▶ **PROBLEMA A RESOLVER**: Reproduza fielmente o trecho do texto sobre Obama e Netanyahu entre "Depois, Netanyahu introduziria" e "exclusivas para judeus.", inclusive.

Obama caiu como patinho na armadilha de Netanhyahu. Em conferência conjunta de imprensa, Obama aproximou as duas questões: as conversações de paz entre israelenses e palestinos e a ameaça que o Irã representaria para a sobrevivência de Israel. Em seguida, para deleite de Netanyahu, Obama deu prazo – “até o final do ano” – a Teerã, para responder aos seus acenos diplomáticos. Assim, o astuto primeiro-ministro de Israel levou o presidente dos EUA a apertar o nó que, dali em diante, manteria atadas uma à outra as duas questões, as quais antes, sempre existiram desconectadas uma da outra. E Netanhyahu sequer precisou oferecer alguma coisa em troca do serviço que Obama prestou-lhe.

Depois, Netanyahu introduziria nova diferença entre a expansão das colônias exclusivas para judeus já existentes e a construção de novas colônias; e a nada se comprometeu, em relação às já existentes. Ainda mais, separou completamente a Cisjordânia e Jerusalém Leste, a qual, como jamais parou de repetir, seria parte integral e inseparável e “capital eterna de Israel” e, portanto, não sujeita a qualquer restrição que se definisse sobre construção nas novas (e também nas velhas) colônias exclusivas para judeus.

▶ **MATERIAL FORNECIDO**:
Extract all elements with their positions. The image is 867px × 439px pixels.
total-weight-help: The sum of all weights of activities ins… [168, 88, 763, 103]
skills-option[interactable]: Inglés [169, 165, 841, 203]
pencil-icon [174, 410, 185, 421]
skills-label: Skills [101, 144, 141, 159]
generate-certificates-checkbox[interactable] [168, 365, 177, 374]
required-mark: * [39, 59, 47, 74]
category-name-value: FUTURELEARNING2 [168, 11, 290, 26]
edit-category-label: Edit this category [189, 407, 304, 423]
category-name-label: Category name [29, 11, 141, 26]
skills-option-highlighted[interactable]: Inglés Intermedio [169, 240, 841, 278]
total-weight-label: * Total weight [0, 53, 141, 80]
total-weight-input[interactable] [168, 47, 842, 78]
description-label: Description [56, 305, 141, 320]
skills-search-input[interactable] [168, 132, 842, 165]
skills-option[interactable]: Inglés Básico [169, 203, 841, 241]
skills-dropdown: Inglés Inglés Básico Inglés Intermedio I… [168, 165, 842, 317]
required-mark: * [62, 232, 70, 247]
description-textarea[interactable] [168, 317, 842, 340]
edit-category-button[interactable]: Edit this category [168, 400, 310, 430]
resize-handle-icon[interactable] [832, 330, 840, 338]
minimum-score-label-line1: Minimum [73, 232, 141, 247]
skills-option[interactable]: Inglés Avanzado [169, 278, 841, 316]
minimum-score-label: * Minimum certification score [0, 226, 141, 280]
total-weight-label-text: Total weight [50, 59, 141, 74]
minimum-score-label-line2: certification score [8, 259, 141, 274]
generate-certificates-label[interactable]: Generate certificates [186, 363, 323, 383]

▶ **SOLUÇÃO A SEGUIR**:
Depois, Netanyahu introduziria nova diferença entre a expansão das colônias exclusivas para judeus já existentes e a construção de novas colônias; e a nada se comprometeu, em relação às já existentes. Ainda mais, separou completamente a Cisjordânia e Jerusalém Leste, a qual, como jamais parou de repetir, seria parte integral e inseparável e “capital eterna de Israel” e, portanto, não sujeita a qualquer restrição que se definisse sobre construção nas novas (e também nas velhas) colônias exclusivas para judeus.